■ Description of the task:
Reproduce every entry in the listing without alteration.

■ Rows from a figure dataset:
▬▬▬
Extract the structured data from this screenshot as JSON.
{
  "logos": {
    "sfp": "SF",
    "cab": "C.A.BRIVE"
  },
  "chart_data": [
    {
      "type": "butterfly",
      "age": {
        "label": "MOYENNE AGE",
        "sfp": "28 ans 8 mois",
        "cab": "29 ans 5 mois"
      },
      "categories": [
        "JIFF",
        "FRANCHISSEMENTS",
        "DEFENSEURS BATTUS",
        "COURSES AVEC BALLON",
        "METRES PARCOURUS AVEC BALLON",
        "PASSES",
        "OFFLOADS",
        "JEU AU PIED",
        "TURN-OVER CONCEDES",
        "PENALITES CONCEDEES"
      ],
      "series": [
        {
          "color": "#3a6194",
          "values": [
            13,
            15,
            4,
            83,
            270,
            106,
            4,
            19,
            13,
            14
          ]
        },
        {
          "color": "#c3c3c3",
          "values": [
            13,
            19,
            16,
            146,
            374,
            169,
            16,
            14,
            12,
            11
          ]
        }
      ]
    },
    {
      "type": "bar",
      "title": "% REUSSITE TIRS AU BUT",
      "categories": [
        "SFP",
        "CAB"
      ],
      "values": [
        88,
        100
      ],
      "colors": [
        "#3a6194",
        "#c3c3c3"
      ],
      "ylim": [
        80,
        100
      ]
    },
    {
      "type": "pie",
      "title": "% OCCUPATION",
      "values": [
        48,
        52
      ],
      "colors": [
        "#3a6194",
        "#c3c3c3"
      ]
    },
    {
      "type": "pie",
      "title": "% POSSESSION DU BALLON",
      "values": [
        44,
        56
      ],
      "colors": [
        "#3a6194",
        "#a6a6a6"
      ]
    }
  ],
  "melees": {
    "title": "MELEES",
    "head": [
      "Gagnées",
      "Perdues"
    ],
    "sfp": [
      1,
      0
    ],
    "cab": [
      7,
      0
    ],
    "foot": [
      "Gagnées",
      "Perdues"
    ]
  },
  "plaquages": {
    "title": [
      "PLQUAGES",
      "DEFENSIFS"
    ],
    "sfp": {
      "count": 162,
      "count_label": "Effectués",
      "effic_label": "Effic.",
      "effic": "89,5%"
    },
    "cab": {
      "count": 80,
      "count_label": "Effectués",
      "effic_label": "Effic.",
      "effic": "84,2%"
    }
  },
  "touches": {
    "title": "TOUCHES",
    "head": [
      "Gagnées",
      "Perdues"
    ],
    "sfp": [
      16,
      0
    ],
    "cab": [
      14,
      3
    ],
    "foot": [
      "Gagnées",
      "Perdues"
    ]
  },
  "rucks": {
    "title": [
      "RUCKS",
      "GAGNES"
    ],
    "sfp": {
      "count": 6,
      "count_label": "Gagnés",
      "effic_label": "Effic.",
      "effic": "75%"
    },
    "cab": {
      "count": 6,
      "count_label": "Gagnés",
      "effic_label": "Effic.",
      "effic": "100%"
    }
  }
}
▬▬▬
■ Result for this exercise:
Extract the structured data from this screenshot as JSON.
{
  "logos": {
    "sfp": "SF",
    "cab": "C.A.BRIVE"
  },
  "chart_data": [
    {
      "type": "butterfly",
      "age": {
        "label": "MOYENNE AGE",
        "sfp": "28 ans 8 mois",
        "cab": "29 ans 5 mois"
      },
      "categories": [
        "JIFF",
        "FRANCHISSEMENTS",
        "DEFENSEURS BATTUS",
        "COURSES AVEC BALLON",
        "METRES PARCOURUS AVEC BALLON",
        "PASSES",
        "OFFLOADS",
        "JEU AU PIED",
        "TURN-OVER CONCEDES",
        "PENALITES CONCEDEES"
      ],
      "series": [
        {
          "color": "#3a6194",
          "values": [
            13,
            15,
            4,
            83,
            270,
            106,
            4,
            19,
            13,
            14
          ]
        },
        {
          "color": "#c3c3c3",
          "values": [
            13,
            19,
            16,
            146,
            374,
            169,
            16,
            14,
            12,
            11
          ]
        }
      ]
    },
    {
      "type": "bar",
      "title": "% REUSSITE TIRS AU BUT",
      "categories": [
        "SFP",
        "CAB"
      ],
      "values": [
        88,
        100
      ],
      "colors": [
        "#3a6194",
        "#c3c3c3"
      ],
      "ylim": [
        80,
        100
      ]
    },
    {
      "type": "pie",
      "title": "% OCCUPATION",
      "values": [
        48,
        52
      ],
      "colors": [
        "#3a6194",
        "#c3c3c3"
      ]
    },
    {
      "type": "pie",
      "title": "% POSSESSION DU BALLON",
      "values": [
        44,
        56
      ],
      "colors": [
        "#3a6194",
        "#a6a6a6"
      ]
    }
  ],
  "melees": {
    "title": "MELEES",
    "head": [
      "Gagnées",
      "Perdues"
    ],
    "sfp": [
      1,
      0
    ],
    "cab": [
      7,
      0
    ],
    "foot": [
      "Gagnées",
      "Perdues"
    ]
  },
  "plaquages": {
    "title": [
      "PLQUAGES",
      "DEFENSIFS"
    ],
    "sfp": {
      "count": 162,
      "count_label": "Effectués",
      "effic_label": "Effic.",
      "effic": "89,5%"
    },
    "cab": {
      "count": 80,
      "count_label": "Effectués",
      "effic_label": "Effic.",
      "effic": "84,2%"
    }
  },
  "touches": {
    "title": "TOUCHES",
    "head": [
      "Gagnées",
      "Perdues"
    ],
    "sfp": [
      16,
      0
    ],
    "cab": [
      14,
      3
    ],
    "foot": [
      "Gagnées",
      "Perdues"
    ]
  },
  "rucks": {
    "title": [
      "RUCKS",
      "GAGNES"
    ],
    "sfp": {
      "count": 6,
      "count_label": "Gagnés",
      "effic_label": "Effic.",
      "effic": "75%"
    },
    "cab": {
      "count": 6,
      "count_label": "Gagnés",
      "effic_label": "Effic.",
      "effic": "100%"
    }
  }
}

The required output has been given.